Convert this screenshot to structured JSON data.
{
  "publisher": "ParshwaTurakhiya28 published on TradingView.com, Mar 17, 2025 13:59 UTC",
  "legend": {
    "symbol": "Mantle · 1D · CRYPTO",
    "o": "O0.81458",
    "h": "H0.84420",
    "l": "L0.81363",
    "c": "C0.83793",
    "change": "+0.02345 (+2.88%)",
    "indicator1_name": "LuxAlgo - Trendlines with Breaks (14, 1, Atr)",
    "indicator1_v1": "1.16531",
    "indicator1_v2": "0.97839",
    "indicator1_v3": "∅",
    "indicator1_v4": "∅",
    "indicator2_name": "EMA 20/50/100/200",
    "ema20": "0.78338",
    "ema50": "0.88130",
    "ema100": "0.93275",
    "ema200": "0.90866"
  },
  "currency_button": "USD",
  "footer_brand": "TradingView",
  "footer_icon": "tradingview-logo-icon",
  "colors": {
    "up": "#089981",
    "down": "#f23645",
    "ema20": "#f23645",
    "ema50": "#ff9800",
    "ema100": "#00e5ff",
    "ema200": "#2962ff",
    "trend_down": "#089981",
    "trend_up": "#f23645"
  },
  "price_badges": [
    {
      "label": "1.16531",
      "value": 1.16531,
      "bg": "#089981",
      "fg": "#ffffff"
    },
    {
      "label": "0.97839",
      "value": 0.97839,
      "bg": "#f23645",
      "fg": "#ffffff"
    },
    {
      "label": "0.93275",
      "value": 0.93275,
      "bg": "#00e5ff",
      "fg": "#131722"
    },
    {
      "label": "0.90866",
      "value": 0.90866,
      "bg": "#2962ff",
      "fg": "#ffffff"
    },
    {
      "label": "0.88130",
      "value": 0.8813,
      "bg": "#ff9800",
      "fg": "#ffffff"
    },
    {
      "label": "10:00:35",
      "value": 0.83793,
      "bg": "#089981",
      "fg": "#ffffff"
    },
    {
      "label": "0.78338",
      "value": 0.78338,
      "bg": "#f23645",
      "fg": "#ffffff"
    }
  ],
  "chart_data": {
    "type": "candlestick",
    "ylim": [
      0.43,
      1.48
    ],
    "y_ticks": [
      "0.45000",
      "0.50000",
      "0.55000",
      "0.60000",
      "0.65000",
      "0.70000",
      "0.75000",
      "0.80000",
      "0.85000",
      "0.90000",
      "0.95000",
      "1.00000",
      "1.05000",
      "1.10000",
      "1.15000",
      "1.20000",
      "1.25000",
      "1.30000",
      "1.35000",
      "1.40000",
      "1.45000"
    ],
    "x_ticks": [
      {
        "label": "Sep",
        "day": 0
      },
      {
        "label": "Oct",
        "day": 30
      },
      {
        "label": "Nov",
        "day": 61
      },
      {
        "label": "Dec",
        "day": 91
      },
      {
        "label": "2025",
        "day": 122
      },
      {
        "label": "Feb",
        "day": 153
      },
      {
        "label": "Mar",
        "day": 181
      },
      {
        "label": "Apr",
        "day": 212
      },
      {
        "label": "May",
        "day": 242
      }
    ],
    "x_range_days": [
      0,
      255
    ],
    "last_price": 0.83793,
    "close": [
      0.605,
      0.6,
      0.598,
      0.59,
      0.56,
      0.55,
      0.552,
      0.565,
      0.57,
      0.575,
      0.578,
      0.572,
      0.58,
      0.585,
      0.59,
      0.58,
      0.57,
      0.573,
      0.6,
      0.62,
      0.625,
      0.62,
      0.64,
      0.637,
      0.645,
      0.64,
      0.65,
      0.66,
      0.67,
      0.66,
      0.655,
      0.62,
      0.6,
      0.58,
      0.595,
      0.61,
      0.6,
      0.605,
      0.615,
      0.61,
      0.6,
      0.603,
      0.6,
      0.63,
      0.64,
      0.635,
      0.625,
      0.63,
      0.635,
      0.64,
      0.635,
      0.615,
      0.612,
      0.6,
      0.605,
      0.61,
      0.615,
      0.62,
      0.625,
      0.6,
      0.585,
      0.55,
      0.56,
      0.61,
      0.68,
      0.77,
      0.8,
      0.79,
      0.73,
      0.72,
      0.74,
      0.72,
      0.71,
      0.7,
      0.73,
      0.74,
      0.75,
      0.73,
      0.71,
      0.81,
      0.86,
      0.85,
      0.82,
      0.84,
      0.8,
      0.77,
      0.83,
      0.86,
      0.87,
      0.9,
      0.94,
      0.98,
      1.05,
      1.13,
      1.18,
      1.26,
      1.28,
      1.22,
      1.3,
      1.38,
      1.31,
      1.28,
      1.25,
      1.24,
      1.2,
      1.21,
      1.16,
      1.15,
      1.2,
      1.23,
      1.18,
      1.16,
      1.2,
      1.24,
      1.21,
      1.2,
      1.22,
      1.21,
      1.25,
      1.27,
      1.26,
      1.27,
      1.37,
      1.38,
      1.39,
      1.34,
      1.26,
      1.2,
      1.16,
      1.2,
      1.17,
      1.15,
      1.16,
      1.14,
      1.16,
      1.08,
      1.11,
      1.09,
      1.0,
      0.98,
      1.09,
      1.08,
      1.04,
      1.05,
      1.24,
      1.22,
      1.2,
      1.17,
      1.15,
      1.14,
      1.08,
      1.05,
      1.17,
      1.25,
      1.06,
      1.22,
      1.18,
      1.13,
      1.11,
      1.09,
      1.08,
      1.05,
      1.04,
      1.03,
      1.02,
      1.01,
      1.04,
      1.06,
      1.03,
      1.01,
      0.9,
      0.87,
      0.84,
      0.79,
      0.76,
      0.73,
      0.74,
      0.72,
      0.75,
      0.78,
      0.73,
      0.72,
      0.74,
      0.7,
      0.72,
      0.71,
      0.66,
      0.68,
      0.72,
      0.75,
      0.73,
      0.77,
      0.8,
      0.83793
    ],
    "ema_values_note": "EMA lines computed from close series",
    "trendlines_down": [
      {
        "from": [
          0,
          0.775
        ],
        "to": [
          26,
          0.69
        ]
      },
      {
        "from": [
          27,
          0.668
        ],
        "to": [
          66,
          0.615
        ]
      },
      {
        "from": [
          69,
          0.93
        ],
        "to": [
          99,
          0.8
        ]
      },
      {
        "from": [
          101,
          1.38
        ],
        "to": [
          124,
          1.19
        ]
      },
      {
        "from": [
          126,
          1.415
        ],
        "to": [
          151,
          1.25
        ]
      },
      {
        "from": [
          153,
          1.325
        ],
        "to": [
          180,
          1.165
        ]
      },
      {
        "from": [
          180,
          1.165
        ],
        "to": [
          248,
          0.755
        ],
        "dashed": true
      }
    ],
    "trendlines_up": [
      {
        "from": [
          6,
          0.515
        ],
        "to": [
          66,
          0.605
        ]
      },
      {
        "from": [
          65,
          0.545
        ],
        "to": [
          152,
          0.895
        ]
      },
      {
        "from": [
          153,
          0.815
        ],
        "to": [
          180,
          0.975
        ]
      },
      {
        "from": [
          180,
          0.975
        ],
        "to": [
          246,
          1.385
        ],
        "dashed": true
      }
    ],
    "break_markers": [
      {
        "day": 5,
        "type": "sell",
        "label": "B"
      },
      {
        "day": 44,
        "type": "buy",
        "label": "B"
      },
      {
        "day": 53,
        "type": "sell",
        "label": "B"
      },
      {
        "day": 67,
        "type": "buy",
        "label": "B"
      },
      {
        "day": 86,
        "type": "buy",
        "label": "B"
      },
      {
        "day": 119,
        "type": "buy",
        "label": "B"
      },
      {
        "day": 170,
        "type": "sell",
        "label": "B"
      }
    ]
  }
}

**OBJECTIVE:** Restate the data above exactly, keeping each word as it stands.

**COMPLETE ANSWER:**
Convert this screenshot to structured JSON data.
{
  "publisher": "ParshwaTurakhiya28 published on TradingView.com, Mar 17, 2025 13:59 UTC",
  "legend": {
    "symbol": "Mantle · 1D · CRYPTO",
    "o": "O0.81458",
    "h": "H0.84420",
    "l": "L0.81363",
    "c": "C0.83793",
    "change": "+0.02345 (+2.88%)",
    "indicator1_name": "LuxAlgo - Trendlines with Breaks (14, 1, Atr)",
    "indicator1_v1": "1.16531",
    "indicator1_v2": "0.97839",
    "indicator1_v3": "∅",
    "indicator1_v4": "∅",
    "indicator2_name": "EMA 20/50/100/200",
    "ema20": "0.78338",
    "ema50": "0.88130",
    "ema100": "0.93275",
    "ema200": "0.90866"
  },
  "currency_button": "USD",
  "footer_brand": "TradingView",
  "footer_icon": "tradingview-logo-icon",
  "colors": {
    "up": "#089981",
    "down": "#f23645",
    "ema20": "#f23645",
    "ema50": "#ff9800",
    "ema100": "#00e5ff",
    "ema200": "#2962ff",
    "trend_down": "#089981",
    "trend_up": "#f23645"
  },
  "price_badges": [
    {
      "label": "1.16531",
      "value": 1.16531,
      "bg": "#089981",
      "fg": "#ffffff"
    },
    {
      "label": "0.97839",
      "value": 0.97839,
      "bg": "#f23645",
      "fg": "#ffffff"
    },
    {
      "label": "0.93275",
      "value": 0.93275,
      "bg": "#00e5ff",
      "fg": "#131722"
    },
    {
      "label": "0.90866",
      "value": 0.90866,
      "bg": "#2962ff",
      "fg": "#ffffff"
    },
    {
      "label": "0.88130",
      "value": 0.8813,
      "bg": "#ff9800",
      "fg": "#ffffff"
    },
    {
      "label": "10:00:35",
      "value": 0.83793,
      "bg": "#089981",
      "fg": "#ffffff"
    },
    {
      "label": "0.78338",
      "value": 0.78338,
      "bg": "#f23645",
      "fg": "#ffffff"
    }
  ],
  "chart_data": {
    "type": "candlestick",
    "ylim": [
      0.43,
      1.48
    ],
    "y_ticks": [
      "0.45000",
      "0.50000",
      "0.55000",
      "0.60000",
      "0.65000",
      "0.70000",
      "0.75000",
      "0.80000",
      "0.85000",
      "0.90000",
      "0.95000",
      "1.00000",
      "1.05000",
      "1.10000",
      "1.15000",
      "1.20000",
      "1.25000",
      "1.30000",
      "1.35000",
      "1.40000",
      "1.45000"
    ],
    "x_ticks": [
      {
        "label": "Sep",
        "day": 0
      },
      {
        "label": "Oct",
        "day": 30
      },
      {
        "label": "Nov",
        "day": 61
      },
      {
        "label": "Dec",
        "day": 91
      },
      {
        "label": "2025",
        "day": 122
      },
      {
        "label": "Feb",
        "day": 153
      },
      {
        "label": "Mar",
        "day": 181
      },
      {
        "label": "Apr",
        "day": 212
      },
      {
        "label": "May",
        "day": 242
      }
    ],
    "x_range_days": [
      0,
      255
    ],
    "last_price": 0.83793,
    "close": [
      0.605,
      0.6,
      0.598,
      0.59,
      0.56,
      0.55,
      0.552,
      0.565,
      0.57,
      0.575,
      0.578,
      0.572,
      0.58,
      0.585,
      0.59,
      0.58,
      0.57,
      0.573,
      0.6,
      0.62,
      0.625,
      0.62,
      0.64,
      0.637,
      0.645,
      0.64,
      0.65,
      0.66,
      0.67,
      0.66,
      0.655,
      0.62,
      0.6,
      0.58,
      0.595,
      0.61,
      0.6,
      0.605,
      0.615,
      0.61,
      0.6,
      0.603,
      0.6,
      0.63,
      0.64,
      0.635,
      0.625,
      0.63,
      0.635,
      0.64,
      0.635,
      0.615,
      0.612,
      0.6,
      0.605,
      0.61,
      0.615,
      0.62,
      0.625,
      0.6,
      0.585,
      0.55,
      0.56,
      0.61,
      0.68,
      0.77,
      0.8,
      0.79,
      0.73,
      0.72,
      0.74,
      0.72,
      0.71,
      0.7,
      0.73,
      0.74,
      0.75,
      0.73,
      0.71,
      0.81,
      0.86,
      0.85,
      0.82,
      0.84,
      0.8,
      0.77,
      0.83,
      0.86,
      0.87,
      0.9,
      0.94,
      0.98,
      1.05,
      1.13,
      1.18,
      1.26,
      1.28,
      1.22,
      1.3,
      1.38,
      1.31,
      1.28,
      1.25,
      1.24,
      1.2,
      1.21,
      1.16,
      1.15,
      1.2,
      1.23,
      1.18,
      1.16,
      1.2,
      1.24,
      1.21,
      1.2,
      1.22,
      1.21,
      1.25,
      1.27,
      1.26,
      1.27,
      1.37,
      1.38,
      1.39,
      1.34,
      1.26,
      1.2,
      1.16,
      1.2,
      1.17,
      1.15,
      1.16,
      1.14,
      1.16,
      1.08,
      1.11,
      1.09,
      1.0,
      0.98,
      1.09,
      1.08,
      1.04,
      1.05,
      1.24,
      1.22,
      1.2,
      1.17,
      1.15,
      1.14,
      1.08,
      1.05,
      1.17,
      1.25,
      1.06,
      1.22,
      1.18,
      1.13,
      1.11,
      1.09,
      1.08,
      1.05,
      1.04,
      1.03,
      1.02,
      1.01,
      1.04,
      1.06,
      1.03,
      1.01,
      0.9,
      0.87,
      0.84,
      0.79,
      0.76,
      0.73,
      0.74,
      0.72,
      0.75,
      0.78,
      0.73,
      0.72,
      0.74,
      0.7,
      0.72,
      0.71,
      0.66,
      0.68,
      0.72,
      0.75,
      0.73,
      0.77,
      0.8,
      0.83793
    ],
    "ema_values_note": "EMA lines computed from close series",
    "trendlines_down": [
      {
        "from": [
          0,
          0.775
        ],
        "to": [
          26,
          0.69
        ]
      },
      {
        "from": [
          27,
          0.668
        ],
        "to": [
          66,
          0.615
        ]
      },
      {
        "from": [
          69,
          0.93
        ],
        "to": [
          99,
          0.8
        ]
      },
      {
        "from": [
          101,
          1.38
        ],
        "to": [
          124,
          1.19
        ]
      },
      {
        "from": [
          126,
          1.415
        ],
        "to": [
          151,
          1.25
        ]
      },
      {
        "from": [
          153,
          1.325
        ],
        "to": [
          180,
          1.165
        ]
      },
      {
        "from": [
          180,
          1.165
        ],
        "to": [
          248,
          0.755
        ],
        "dashed": true
      }
    ],
    "trendlines_up": [
      {
        "from": [
          6,
          0.515
        ],
        "to": [
          66,
          0.605
        ]
      },
      {
        "from": [
          65,
          0.545
        ],
        "to": [
          152,
          0.895
        ]
      },
      {
        "from": [
          153,
          0.815
        ],
        "to": [
          180,
          0.975
        ]
      },
      {
        "from": [
          180,
          0.975
        ],
        "to": [
          246,
          1.385
        ],
        "dashed": true
      }
    ],
    "break_markers": [
      {
        "day": 5,
        "type": "sell",
        "label": "B"
      },
      {
        "day": 44,
        "type": "buy",
        "label": "B"
      },
      {
        "day": 53,
        "type": "sell",
        "label": "B"
      },
      {
        "day": 67,
        "type": "buy",
        "label": "B"
      },
      {
        "day": 86,
        "type": "buy",
        "label": "B"
      },
      {
        "day": 119,
        "type": "buy",
        "label": "B"
      },
      {
        "day": 170,
        "type": "sell",
        "label": "B"
      }
    ]
  }
}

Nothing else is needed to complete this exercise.